• Extrait fourni:
--

Le rapport 2007 de la Fondation Abbé-Pierre sur l'état du mal-logement, le premier présenté sans le fondateur de l'association, a été rendu public le 1er février (1) dans une période charnière. A la fin des mandatures présidentielle et législative et alors que se profile une loi censée garantir un toit pour tous, il met en garde contre l'illusion que peut constituer cet objectif sans un véritable renversement de tendance. D'une tonalité résolument politique, dans la droite ligne d'une impertinence « non partisane », le rapport décrypte les contradictions entre la volonté affichée par le gouvernement et les dynamiques à l'oeuvre, aux effets dévastateurs pour les plus fragiles.
Quelque 100 000 personnes sans domicile en 2005, 150 000 hébergées dans les dispositifs collectifs, 375 000 en hôtel, plus de 1,3 million de demandeurs de logements sociaux (dont seulement un tiers ont été satisfaits), plus de 10 000 expulsions avec le concours de la force publique, contre 7 600 en 2004... Au-delà de ces chiffres inquiétants issus des traditionnels baromètres, la Fondation Abbé-Pierre braque le projecteur sur les conséquences de l'accentuation de la crise du logement. Le « non-logement », dont elle avait dénoncé l'apparition il y a cinq ans (2), recours à des solutions d'habitat permanent qui n'en sont pas - tentes, caravanes, garages, locaux commerciaux délaissés ou autres appentis loués sans bail, abris de fortune construits dans les bois ou les interstices urbains -, n'est plus marginal mais un nouveau « fait social ». C'est cette « France invisible » qui échappe aux statistiques, confinée aux portes du logement et des structures d'accueil, que la fondation a souhaité saisir, « autant pour sa dimension collective et sa signification vis-à-vis des normes sociales qu'au regard de ce qu'[elle] révèle des insuffisances des mécanismes institutionnels de solidarité et de régulation sociale ».

--

• Données affichées:
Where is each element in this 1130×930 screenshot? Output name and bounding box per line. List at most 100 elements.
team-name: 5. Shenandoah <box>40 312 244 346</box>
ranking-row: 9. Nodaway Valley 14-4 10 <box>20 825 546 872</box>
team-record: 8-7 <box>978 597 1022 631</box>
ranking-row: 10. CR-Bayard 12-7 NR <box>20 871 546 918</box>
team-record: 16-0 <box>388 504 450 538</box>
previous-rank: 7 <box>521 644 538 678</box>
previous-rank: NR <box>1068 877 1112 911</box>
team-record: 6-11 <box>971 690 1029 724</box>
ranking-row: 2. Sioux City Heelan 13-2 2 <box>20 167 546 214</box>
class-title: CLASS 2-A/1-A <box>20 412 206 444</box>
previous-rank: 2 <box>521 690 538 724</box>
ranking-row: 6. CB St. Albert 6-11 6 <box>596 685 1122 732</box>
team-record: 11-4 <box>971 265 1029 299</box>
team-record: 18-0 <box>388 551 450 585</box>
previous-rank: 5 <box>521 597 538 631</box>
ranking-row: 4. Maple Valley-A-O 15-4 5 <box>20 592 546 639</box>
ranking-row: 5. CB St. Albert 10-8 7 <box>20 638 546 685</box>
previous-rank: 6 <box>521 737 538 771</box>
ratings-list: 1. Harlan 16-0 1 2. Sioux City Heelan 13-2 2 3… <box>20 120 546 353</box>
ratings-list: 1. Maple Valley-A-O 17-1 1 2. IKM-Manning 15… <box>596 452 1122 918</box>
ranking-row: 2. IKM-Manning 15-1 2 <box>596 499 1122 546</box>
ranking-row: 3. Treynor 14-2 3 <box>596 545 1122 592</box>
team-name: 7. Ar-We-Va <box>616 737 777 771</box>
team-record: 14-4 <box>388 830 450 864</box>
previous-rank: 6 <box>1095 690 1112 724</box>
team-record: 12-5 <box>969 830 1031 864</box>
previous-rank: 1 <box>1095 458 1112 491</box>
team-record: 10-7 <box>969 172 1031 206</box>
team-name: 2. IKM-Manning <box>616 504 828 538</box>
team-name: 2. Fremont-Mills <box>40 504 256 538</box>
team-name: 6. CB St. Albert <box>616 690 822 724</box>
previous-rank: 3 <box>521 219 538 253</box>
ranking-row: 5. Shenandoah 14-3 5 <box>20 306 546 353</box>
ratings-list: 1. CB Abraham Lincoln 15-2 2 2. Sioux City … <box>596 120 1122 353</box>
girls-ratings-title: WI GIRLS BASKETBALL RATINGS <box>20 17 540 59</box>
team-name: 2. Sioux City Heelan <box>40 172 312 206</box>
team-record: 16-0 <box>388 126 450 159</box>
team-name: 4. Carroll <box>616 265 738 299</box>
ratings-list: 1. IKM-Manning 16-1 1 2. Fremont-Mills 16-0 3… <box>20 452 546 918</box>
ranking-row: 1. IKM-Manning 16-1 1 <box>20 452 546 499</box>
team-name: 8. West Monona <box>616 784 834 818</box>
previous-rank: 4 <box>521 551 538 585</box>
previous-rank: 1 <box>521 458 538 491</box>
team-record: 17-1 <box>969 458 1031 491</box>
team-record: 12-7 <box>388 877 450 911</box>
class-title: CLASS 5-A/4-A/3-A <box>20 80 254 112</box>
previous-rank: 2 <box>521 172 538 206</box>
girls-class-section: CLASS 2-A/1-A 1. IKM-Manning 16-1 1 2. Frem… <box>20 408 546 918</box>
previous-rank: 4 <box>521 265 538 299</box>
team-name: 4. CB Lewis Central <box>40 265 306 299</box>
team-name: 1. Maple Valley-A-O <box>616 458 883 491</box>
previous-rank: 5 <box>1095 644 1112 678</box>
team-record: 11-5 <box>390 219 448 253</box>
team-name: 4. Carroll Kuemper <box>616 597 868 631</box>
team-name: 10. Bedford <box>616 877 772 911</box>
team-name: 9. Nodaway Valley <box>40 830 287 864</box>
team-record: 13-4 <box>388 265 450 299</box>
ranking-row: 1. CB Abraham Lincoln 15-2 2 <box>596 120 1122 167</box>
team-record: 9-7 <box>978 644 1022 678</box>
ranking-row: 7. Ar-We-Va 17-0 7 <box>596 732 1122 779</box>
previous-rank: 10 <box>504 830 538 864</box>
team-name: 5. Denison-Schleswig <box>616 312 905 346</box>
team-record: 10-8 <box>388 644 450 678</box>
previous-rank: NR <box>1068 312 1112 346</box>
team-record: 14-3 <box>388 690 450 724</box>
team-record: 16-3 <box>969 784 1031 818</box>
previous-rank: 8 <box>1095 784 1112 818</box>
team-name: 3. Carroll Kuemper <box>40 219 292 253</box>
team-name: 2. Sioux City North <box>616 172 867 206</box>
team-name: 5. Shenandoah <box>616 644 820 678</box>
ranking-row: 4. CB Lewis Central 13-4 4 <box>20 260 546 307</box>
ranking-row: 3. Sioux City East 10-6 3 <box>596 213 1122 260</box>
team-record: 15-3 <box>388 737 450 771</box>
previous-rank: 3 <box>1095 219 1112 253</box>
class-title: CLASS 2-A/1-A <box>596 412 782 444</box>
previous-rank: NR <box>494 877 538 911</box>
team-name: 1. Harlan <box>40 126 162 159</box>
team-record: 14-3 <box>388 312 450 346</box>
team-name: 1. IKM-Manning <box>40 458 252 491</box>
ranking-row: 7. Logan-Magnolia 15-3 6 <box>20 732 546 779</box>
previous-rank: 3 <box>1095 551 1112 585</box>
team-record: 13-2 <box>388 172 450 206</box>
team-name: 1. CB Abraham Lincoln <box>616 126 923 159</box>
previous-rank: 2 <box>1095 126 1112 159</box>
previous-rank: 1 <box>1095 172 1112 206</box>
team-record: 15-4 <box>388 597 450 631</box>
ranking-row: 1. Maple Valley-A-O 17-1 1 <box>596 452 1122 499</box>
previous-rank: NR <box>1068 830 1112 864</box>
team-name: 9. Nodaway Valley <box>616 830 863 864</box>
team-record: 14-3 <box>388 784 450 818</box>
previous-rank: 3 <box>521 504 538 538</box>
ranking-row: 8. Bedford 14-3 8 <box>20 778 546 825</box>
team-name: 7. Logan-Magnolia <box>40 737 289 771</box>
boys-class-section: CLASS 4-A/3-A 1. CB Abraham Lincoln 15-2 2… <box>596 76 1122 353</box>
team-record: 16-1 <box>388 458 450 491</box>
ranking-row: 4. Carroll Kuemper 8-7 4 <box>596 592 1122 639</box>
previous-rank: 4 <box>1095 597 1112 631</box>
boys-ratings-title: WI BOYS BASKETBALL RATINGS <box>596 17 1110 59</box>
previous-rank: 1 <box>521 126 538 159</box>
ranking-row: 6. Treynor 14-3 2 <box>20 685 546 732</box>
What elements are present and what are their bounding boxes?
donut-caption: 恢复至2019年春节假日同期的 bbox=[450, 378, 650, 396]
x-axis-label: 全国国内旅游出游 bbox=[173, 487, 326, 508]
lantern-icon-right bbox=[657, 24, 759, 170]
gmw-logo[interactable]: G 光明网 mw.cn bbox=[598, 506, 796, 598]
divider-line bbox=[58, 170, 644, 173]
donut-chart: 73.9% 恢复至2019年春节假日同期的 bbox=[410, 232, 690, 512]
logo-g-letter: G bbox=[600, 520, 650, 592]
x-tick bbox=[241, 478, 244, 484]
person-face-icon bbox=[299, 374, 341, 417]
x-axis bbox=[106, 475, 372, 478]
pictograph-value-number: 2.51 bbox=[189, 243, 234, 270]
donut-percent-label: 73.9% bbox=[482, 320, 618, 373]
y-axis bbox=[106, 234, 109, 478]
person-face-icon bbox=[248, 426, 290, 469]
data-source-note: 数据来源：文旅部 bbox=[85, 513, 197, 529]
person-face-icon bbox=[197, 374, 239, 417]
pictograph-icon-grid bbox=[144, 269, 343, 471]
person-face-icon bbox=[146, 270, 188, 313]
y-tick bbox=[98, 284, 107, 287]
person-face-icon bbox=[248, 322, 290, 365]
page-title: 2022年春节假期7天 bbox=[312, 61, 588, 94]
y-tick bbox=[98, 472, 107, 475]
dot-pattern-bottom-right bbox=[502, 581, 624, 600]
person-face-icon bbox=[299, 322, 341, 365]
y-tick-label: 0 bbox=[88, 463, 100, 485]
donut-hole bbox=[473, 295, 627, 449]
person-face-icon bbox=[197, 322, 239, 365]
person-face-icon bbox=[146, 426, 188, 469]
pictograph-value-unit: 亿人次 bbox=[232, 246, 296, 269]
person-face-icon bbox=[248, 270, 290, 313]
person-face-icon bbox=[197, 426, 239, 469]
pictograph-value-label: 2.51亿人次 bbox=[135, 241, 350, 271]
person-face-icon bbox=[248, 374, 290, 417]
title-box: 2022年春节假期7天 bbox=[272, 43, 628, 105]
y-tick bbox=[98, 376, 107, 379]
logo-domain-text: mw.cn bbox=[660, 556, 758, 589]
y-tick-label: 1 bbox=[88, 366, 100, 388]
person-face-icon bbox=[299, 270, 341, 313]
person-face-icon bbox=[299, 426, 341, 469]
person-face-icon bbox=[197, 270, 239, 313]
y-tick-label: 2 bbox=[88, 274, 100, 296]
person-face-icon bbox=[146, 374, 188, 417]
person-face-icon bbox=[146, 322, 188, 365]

--

• Consigne 1: Recopiez le passage du texte sur le rapport consacré au mal-logement, en commençant par « Le rapport 2007 » et en allant jusqu'à « les plus fragiles. » inclus.
• Consigne 2: Rédigez la suite du texte sur le rapport consacré au mal-logement, en reprenant après sa dernière phrase.

• Réponse 1:
Le rapport 2007 de la Fondation Abbé-Pierre sur l'état du mal-logement, le premier présenté sans le fondateur de l'association, a été rendu public le 1er février (1) dans une période charnière. A la fin des mandatures présidentielle et législative et alors que se profile une loi censée garantir un toit pour tous, il met en garde contre l'illusion que peut constituer cet objectif sans un véritable renversement de tendance. D'une tonalité résolument politique, dans la droite ligne d'une impertinence « non partisane », le rapport décrypte les contradictions entre la volonté affichée par le gouvernement et les dynamiques à l'oeuvre, aux effets dévastateurs pour les plus fragiles.

• Réponse 2:
Combien sont-ils, ces « réfugiés de l'intérieur » touchés par les formes exacerbées du mal-logement ? Difficile de le savoir vraiment. Selon la direction des Parcs et jardins de la mairie de Paris, les bois de Vincennes et de Boulogne abriteraient chacun 200 de ces exilés. Dans la Seine-Saint-Denis, le service de la protection de l'enfance du conseil général dénombre entre 20 000 et 40 000 enfants sans adresse, « dont on peut supposer qu'ils vivent avec leurs parents dans différentes formes de non-logement, allant de l'hébergement chez des tiers à l'habitat de fortune en passant par des squats ». Sur le littoral languedocien, 30 % des 5 000 cabanes édifiées sont utilisées en résidence principale... Des données à croiser avec les statistiques nationales, insuffisantes car parcellaires : si l'on considère les personnes vivant dans un habitat de fortune (41 000 selon le recensement général de la population de 1999), celles vivant dans un camping ou un mobile-home à l'année (entre 70 000 et 120 000 selon les estimations), une partie des 86 500 sans domicile fixe identifiés par l'INSEE en 2002, le nombre croissant des demandes de domiciliation (qui ont quasiment doublé en deux ans dans certaines villes) et une partie des ménages qui échappent à tout recensement, « c'est par centaines de milliers que se comptent les personnes qui seraient en situation de non-logement ».
Synonyme d'un non-recours aux droits et d'insécurité, alors qu'il représente souvent un coût important - le prix d'un loyer qui n'ouvre pas droit aux aides sociales, d'un chauffage de fortune... -, le non-logement interroge aussi les pratiques du travail social, souligne la Fondation Abbé-Pierre. Motivé ou non par le refus de ne pas dépendre des structures sociales, par rejet ou par renoncement, il constitue une forme nouvelle de précarité en marge des institutions. Le travail social, « qui ne peut intervenir que dans un cadre contractuel avec la personne à aider, les services publics qui se sont territorialisés et sectorisés selon des logiques qui ignorent les lieux cachés, excentrés, ou les thématiques trop particulières, ne peuvent en l'état apporter des réponses satisfaisantes au non-logement ». D'où l'urgence d'ouvrir un débat sur « ce scandale qui appelle une réponse politique ».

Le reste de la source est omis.